# SHORT TASK:
Draw out every line with the word "resources" from the listing below.

Records from a data source
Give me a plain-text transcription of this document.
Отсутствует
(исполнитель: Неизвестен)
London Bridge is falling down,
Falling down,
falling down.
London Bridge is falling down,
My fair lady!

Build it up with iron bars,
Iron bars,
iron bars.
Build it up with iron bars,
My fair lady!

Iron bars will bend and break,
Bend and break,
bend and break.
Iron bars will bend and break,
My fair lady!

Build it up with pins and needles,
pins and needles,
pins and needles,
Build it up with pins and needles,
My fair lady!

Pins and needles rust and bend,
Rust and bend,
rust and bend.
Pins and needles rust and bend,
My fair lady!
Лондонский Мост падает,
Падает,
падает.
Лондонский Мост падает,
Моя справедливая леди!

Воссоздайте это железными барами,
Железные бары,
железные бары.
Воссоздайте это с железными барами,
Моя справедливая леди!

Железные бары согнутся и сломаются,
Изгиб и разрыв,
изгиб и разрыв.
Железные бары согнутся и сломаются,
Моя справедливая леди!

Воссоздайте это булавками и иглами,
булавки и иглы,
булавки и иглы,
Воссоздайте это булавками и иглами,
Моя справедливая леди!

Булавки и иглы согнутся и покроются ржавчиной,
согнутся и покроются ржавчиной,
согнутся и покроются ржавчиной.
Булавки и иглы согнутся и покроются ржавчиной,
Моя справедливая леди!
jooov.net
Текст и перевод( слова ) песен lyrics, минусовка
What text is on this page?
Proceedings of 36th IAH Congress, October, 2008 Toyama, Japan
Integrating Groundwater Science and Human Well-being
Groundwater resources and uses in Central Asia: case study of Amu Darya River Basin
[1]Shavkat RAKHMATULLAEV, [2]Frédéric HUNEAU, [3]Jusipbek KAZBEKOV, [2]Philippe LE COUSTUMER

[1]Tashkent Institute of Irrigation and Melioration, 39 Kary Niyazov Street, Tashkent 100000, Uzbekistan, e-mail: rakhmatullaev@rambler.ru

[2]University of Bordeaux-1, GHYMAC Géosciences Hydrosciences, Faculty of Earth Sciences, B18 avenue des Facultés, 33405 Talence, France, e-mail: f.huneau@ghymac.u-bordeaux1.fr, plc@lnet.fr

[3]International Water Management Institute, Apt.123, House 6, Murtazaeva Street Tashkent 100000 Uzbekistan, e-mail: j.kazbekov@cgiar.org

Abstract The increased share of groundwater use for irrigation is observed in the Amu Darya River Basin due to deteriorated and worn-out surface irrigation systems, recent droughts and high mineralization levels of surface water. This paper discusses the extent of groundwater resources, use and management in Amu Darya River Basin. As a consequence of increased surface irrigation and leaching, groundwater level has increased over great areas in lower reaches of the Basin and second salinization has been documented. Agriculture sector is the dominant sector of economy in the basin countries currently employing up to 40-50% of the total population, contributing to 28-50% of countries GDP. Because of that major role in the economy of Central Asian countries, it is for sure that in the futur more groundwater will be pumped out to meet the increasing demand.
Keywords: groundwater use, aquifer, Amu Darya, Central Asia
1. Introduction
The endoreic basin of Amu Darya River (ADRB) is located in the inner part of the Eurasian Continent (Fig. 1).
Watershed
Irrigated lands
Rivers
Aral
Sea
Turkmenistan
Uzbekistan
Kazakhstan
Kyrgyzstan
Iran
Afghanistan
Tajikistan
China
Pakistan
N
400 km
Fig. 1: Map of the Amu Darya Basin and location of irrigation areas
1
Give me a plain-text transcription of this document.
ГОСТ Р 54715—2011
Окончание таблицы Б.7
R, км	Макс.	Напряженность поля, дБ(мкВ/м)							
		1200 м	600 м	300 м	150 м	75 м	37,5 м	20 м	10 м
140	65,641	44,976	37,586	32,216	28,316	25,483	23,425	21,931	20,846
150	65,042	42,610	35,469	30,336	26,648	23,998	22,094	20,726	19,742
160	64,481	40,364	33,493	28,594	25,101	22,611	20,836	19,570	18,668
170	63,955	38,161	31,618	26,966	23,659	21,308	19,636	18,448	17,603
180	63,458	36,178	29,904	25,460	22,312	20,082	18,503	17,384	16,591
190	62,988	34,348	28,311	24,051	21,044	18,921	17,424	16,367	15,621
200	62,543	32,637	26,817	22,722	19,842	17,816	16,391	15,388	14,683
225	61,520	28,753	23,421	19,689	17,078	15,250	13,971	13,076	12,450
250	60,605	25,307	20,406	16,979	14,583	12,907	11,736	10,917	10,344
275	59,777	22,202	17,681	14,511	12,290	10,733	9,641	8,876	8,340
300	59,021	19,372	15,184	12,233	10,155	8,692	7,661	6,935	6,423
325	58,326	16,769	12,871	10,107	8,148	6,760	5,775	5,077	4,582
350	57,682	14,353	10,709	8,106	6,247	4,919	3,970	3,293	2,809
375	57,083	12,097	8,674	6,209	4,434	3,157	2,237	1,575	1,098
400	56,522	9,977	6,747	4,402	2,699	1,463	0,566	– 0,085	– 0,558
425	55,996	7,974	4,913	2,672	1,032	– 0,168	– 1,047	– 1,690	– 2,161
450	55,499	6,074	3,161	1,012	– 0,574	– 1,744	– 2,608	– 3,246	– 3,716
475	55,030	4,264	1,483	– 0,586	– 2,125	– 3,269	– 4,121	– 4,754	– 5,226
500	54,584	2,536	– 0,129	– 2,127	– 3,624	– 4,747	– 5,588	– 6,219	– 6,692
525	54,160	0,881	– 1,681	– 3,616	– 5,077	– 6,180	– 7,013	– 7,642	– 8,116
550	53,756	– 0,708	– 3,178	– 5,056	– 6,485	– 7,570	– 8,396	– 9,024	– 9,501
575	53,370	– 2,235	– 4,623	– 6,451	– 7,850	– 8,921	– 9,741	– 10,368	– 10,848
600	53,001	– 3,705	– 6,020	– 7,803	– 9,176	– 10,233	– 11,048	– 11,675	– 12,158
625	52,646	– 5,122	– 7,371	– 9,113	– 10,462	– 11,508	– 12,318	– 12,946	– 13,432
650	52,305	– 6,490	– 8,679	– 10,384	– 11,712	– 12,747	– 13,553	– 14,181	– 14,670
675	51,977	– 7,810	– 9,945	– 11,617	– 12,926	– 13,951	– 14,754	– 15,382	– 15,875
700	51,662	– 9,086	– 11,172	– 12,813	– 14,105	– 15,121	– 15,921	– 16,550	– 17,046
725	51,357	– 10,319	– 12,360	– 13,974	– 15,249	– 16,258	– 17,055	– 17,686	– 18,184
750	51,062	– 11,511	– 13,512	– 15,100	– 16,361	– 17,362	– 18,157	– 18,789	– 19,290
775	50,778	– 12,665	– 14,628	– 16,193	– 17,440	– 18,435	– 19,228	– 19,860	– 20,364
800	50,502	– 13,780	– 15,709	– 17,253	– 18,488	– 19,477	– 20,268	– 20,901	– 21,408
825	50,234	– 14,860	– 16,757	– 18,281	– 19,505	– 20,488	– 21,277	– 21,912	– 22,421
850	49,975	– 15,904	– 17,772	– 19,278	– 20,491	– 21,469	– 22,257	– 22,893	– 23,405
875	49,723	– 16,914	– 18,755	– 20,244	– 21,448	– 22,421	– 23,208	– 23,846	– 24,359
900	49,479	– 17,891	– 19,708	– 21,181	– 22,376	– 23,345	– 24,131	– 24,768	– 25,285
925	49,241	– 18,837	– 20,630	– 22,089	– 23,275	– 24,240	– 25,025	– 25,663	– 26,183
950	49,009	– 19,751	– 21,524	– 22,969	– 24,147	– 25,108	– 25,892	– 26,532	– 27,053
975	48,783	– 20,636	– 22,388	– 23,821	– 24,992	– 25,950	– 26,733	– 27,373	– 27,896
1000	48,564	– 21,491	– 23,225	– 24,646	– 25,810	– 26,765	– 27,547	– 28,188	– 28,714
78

# OUTPUT BELOW:
Groundwater resources and uses in Central Asia: case study of Amu Darya River Basin
Abstract The increased share of groundwater use for irrigation is observed in the Amu Darya River Basin due to deteriorated and worn-out surface irrigation systems, recent droughts and high mineralization levels of surface water. This paper discusses the extent of groundwater resources, use and management in Amu Darya River Basin. As a consequence of increased surface irrigation and leaching, groundwater level has increased over great areas in lower reaches of the Basin and second salinization has been documented. Agriculture sector is the dominant sector of economy in the basin countries currently employing up to 40-50% of the total population, contributing to 28-50% of countries GDP. Because of that major role in the economy of Central Asian countries, it is for sure that in the futur more groundwater will be pumped out to meet the increasing demand.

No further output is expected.